* start EXERCISE INPUT *
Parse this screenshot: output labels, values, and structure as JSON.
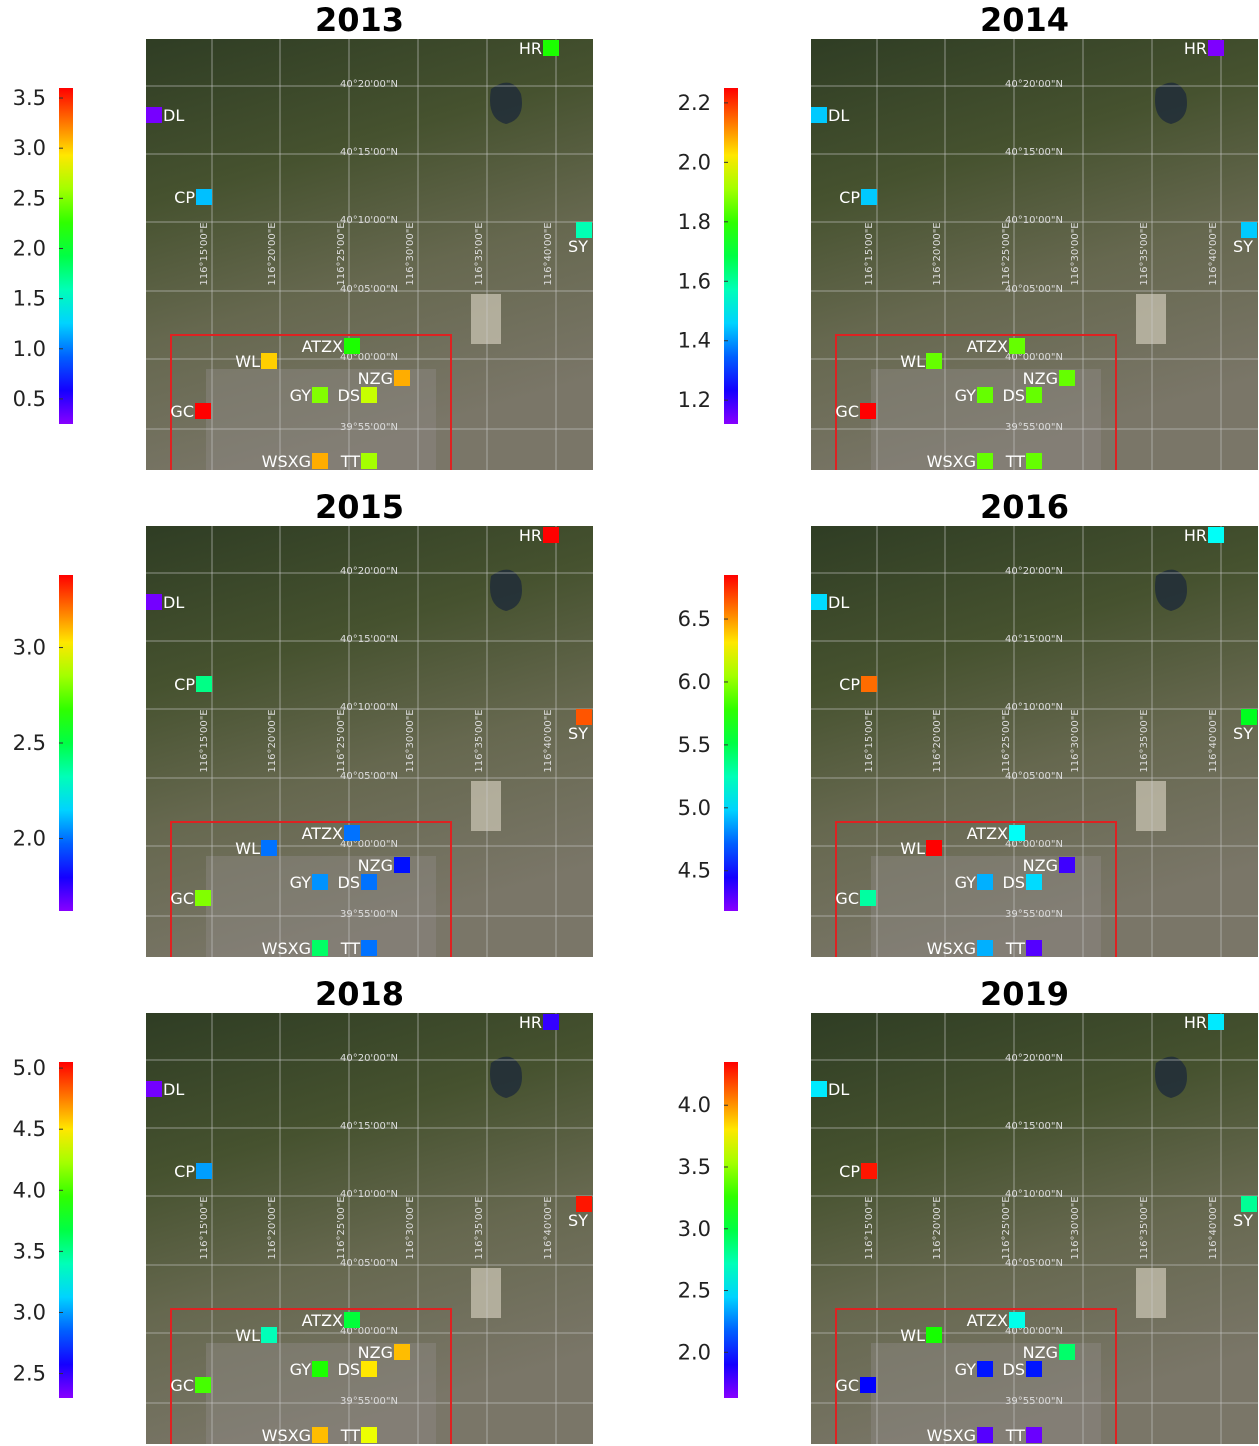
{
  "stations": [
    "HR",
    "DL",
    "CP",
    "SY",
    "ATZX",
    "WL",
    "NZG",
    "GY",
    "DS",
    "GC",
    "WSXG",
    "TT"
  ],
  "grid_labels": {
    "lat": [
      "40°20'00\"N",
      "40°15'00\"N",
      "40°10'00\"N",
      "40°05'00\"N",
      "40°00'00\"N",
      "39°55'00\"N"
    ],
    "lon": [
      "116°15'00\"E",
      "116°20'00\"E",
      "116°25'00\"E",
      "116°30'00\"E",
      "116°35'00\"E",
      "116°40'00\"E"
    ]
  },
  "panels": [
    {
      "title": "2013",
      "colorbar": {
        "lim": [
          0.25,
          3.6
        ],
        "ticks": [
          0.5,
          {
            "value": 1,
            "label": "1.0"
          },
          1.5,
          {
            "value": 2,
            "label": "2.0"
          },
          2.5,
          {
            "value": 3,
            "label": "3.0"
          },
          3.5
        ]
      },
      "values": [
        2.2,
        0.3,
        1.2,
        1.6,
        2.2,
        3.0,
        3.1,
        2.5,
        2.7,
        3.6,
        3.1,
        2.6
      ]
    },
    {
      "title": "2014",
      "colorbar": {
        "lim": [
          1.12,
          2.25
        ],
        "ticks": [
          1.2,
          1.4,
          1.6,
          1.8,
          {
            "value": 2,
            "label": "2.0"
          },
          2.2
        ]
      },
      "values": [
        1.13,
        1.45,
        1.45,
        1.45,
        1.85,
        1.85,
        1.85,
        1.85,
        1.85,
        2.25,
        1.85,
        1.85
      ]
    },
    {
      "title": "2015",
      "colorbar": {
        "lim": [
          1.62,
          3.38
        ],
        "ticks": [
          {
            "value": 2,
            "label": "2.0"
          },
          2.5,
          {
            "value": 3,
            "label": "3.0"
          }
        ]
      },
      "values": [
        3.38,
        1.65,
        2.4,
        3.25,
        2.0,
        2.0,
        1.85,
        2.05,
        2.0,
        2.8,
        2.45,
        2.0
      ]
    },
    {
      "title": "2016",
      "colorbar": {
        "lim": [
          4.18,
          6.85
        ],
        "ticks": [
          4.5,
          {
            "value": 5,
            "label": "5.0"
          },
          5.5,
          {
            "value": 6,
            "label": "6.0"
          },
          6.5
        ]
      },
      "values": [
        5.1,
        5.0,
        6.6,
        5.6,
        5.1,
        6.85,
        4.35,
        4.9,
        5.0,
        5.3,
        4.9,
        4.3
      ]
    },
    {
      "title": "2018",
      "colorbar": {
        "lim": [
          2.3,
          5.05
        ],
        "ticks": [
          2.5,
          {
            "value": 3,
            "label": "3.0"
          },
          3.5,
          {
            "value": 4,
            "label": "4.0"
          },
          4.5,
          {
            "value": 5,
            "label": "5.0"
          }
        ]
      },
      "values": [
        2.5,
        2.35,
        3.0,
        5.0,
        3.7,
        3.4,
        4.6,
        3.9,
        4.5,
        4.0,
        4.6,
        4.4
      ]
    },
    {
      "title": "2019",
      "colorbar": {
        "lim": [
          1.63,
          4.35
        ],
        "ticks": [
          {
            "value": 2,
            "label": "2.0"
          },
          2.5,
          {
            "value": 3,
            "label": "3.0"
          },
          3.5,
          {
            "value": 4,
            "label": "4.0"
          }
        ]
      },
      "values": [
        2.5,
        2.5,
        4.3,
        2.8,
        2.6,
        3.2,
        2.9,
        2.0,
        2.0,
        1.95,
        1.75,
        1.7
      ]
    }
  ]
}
* end EXERCISE INPUT *
■ **EXERCISE INSTRUCTIONS**: Images in the records should not be copied. Repeat all the rest exactly.

■ **COMPLETE OUTPUT**:
Parse this screenshot: output labels, values, and structure as JSON.
{
  "stations": [
    "HR",
    "DL",
    "CP",
    "SY",
    "ATZX",
    "WL",
    "NZG",
    "GY",
    "DS",
    "GC",
    "WSXG",
    "TT"
  ],
  "grid_labels": {
    "lat": [
      "40°20'00\"N",
      "40°15'00\"N",
      "40°10'00\"N",
      "40°05'00\"N",
      "40°00'00\"N",
      "39°55'00\"N"
    ],
    "lon": [
      "116°15'00\"E",
      "116°20'00\"E",
      "116°25'00\"E",
      "116°30'00\"E",
      "116°35'00\"E",
      "116°40'00\"E"
    ]
  },
  "panels": [
    {
      "title": "2013",
      "colorbar": {
        "lim": [
          0.25,
          3.6
        ],
        "ticks": [
          0.5,
          {
            "value": 1,
            "label": "1.0"
          },
          1.5,
          {
            "value": 2,
            "label": "2.0"
          },
          2.5,
          {
            "value": 3,
            "label": "3.0"
          },
          3.5
        ]
      },
      "values": [
        2.2,
        0.3,
        1.2,
        1.6,
        2.2,
        3.0,
        3.1,
        2.5,
        2.7,
        3.6,
        3.1,
        2.6
      ]
    },
    {
      "title": "2014",
      "colorbar": {
        "lim": [
          1.12,
          2.25
        ],
        "ticks": [
          1.2,
          1.4,
          1.6,
          1.8,
          {
            "value": 2,
            "label": "2.0"
          },
          2.2
        ]
      },
      "values": [
        1.13,
        1.45,
        1.45,
        1.45,
        1.85,
        1.85,
        1.85,
        1.85,
        1.85,
        2.25,
        1.85,
        1.85
      ]
    },
    {
      "title": "2015",
      "colorbar": {
        "lim": [
          1.62,
          3.38
        ],
        "ticks": [
          {
            "value": 2,
            "label": "2.0"
          },
          2.5,
          {
            "value": 3,
            "label": "3.0"
          }
        ]
      },
      "values": [
        3.38,
        1.65,
        2.4,
        3.25,
        2.0,
        2.0,
        1.85,
        2.05,
        2.0,
        2.8,
        2.45,
        2.0
      ]
    },
    {
      "title": "2016",
      "colorbar": {
        "lim": [
          4.18,
          6.85
        ],
        "ticks": [
          4.5,
          {
            "value": 5,
            "label": "5.0"
          },
          5.5,
          {
            "value": 6,
            "label": "6.0"
          },
          6.5
        ]
      },
      "values": [
        5.1,
        5.0,
        6.6,
        5.6,
        5.1,
        6.85,
        4.35,
        4.9,
        5.0,
        5.3,
        4.9,
        4.3
      ]
    },
    {
      "title": "2018",
      "colorbar": {
        "lim": [
          2.3,
          5.05
        ],
        "ticks": [
          2.5,
          {
            "value": 3,
            "label": "3.0"
          },
          3.5,
          {
            "value": 4,
            "label": "4.0"
          },
          4.5,
          {
            "value": 5,
            "label": "5.0"
          }
        ]
      },
      "values": [
        2.5,
        2.35,
        3.0,
        5.0,
        3.7,
        3.4,
        4.6,
        3.9,
        4.5,
        4.0,
        4.6,
        4.4
      ]
    },
    {
      "title": "2019",
      "colorbar": {
        "lim": [
          1.63,
          4.35
        ],
        "ticks": [
          {
            "value": 2,
            "label": "2.0"
          },
          2.5,
          {
            "value": 3,
            "label": "3.0"
          },
          3.5,
          {
            "value": 4,
            "label": "4.0"
          }
        ]
      },
      "values": [
        2.5,
        2.5,
        4.3,
        2.8,
        2.6,
        3.2,
        2.9,
        2.0,
        2.0,
        1.95,
        1.75,
        1.7
      ]
    }
  ]
}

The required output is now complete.